Exercise goal
Filter the entries that follow, copying every line in which the word "电子技术" appears.

Dataset excerpt
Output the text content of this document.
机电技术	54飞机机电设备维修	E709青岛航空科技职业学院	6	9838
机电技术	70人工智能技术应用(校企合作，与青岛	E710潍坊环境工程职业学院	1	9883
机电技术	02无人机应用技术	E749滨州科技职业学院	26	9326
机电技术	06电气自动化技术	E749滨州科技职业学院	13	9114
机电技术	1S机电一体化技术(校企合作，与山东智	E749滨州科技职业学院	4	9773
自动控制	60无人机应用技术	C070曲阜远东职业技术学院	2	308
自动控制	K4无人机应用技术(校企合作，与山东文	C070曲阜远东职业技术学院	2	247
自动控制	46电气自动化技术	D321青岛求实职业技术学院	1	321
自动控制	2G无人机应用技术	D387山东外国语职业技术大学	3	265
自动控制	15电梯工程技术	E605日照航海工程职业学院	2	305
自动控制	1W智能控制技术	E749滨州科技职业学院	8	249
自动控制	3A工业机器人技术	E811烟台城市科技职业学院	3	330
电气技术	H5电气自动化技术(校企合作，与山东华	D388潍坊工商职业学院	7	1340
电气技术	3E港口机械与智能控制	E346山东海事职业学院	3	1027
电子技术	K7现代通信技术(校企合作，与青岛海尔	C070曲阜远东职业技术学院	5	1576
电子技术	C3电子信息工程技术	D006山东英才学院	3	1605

Task solution
电子技术	K7现代通信技术(校企合作，与青岛海尔	C070曲阜远东职业技术学院	5	1576
电子技术	C3电子信息工程技术	D006山东英才学院	3	1605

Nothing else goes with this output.